▶ _Stored items_:
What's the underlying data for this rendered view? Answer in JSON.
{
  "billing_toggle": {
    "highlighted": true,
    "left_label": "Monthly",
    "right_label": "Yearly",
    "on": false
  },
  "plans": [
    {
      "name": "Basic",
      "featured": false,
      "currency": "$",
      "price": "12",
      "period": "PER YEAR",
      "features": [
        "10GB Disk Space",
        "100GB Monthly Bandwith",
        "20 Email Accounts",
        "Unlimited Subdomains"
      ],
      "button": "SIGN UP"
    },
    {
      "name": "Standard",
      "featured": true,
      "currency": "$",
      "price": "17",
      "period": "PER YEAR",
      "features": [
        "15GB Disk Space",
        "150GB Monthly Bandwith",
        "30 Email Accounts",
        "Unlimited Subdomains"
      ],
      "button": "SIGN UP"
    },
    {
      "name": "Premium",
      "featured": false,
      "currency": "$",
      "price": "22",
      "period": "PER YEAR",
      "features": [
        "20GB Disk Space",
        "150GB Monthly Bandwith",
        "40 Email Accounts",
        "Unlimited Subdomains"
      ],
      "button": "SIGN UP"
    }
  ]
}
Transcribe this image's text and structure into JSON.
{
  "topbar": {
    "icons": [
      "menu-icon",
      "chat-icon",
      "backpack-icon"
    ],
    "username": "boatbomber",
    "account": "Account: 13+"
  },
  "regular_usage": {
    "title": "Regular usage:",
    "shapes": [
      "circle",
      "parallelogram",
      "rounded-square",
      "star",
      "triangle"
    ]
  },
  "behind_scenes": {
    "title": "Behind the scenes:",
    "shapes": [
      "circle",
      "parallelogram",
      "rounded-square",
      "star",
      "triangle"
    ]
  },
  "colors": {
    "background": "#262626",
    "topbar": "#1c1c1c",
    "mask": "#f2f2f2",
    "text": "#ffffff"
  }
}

▶ _AIM OF THE TASK_: Using the listing above, show every line that includes the string "this".

▶ _ANSWER TO THE EXERCISE_:
What's the underlying data for this rendered view? Answer in JSON.
Transcribe this image's text and structure into JSON.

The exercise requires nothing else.